• **OBJECTIVE**
Pull out every line with the word "Trade".

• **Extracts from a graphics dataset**
** BEGIN **

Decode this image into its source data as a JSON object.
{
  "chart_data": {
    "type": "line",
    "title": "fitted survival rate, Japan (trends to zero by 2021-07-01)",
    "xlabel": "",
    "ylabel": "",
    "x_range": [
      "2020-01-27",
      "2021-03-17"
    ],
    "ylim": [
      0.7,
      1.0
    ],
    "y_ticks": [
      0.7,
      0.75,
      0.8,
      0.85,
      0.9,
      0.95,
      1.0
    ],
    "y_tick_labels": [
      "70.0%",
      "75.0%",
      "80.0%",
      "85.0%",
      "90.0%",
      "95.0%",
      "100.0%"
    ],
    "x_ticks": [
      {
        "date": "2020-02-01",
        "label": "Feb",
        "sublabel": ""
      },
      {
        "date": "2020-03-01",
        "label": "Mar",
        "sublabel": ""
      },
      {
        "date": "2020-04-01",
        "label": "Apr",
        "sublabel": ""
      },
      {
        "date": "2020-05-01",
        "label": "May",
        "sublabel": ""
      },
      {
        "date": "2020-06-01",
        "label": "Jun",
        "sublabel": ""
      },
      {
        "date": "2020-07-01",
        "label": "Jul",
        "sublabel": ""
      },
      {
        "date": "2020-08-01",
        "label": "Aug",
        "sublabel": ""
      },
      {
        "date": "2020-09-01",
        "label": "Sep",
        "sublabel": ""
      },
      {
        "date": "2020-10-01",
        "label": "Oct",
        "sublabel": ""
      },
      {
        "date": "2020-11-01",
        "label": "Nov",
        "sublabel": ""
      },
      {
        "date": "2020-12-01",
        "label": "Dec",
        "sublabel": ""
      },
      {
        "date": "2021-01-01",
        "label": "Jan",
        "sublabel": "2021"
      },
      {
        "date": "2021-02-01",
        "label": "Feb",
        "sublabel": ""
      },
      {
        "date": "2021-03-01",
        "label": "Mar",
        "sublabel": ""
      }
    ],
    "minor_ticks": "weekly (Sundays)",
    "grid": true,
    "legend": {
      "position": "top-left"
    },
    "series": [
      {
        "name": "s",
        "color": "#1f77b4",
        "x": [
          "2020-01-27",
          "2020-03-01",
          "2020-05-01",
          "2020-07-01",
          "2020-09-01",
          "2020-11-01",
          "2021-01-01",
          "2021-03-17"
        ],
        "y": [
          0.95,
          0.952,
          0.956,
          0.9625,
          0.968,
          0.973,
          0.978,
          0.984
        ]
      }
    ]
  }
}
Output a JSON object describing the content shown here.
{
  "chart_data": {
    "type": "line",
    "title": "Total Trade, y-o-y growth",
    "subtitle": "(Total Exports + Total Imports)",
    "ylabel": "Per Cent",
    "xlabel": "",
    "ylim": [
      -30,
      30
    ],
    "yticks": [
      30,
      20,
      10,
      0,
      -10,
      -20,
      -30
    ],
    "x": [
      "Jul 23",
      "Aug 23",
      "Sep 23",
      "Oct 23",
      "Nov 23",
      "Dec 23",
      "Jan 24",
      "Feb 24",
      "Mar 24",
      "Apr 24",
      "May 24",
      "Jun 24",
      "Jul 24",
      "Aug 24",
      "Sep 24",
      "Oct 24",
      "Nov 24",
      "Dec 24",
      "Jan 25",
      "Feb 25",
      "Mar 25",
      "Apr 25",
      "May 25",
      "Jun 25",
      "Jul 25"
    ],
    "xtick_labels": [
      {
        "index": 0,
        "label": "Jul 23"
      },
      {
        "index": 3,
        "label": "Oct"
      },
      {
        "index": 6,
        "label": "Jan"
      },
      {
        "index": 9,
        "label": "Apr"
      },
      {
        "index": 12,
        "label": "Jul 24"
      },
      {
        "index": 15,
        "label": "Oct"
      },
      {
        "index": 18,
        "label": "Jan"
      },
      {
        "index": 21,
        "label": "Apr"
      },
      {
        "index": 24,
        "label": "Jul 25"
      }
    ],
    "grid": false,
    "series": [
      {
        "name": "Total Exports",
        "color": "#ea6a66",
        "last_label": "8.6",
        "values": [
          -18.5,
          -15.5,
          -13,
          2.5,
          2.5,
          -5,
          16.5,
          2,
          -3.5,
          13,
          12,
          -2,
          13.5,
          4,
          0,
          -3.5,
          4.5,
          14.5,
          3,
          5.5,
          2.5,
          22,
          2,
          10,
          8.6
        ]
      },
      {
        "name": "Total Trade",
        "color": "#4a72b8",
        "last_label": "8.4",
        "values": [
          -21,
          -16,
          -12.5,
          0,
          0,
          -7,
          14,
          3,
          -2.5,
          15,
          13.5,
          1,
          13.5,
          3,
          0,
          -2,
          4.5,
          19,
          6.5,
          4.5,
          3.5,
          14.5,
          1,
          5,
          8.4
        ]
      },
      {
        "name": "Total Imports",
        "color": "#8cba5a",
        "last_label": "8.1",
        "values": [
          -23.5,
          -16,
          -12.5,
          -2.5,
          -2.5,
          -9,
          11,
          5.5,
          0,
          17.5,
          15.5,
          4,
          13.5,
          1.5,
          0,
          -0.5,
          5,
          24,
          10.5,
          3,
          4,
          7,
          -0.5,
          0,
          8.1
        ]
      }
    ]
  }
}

** END **

• **OUTPUT OF THE TASK**
    "title": "Total Trade, y-o-y growth",
        "name": "Total Trade",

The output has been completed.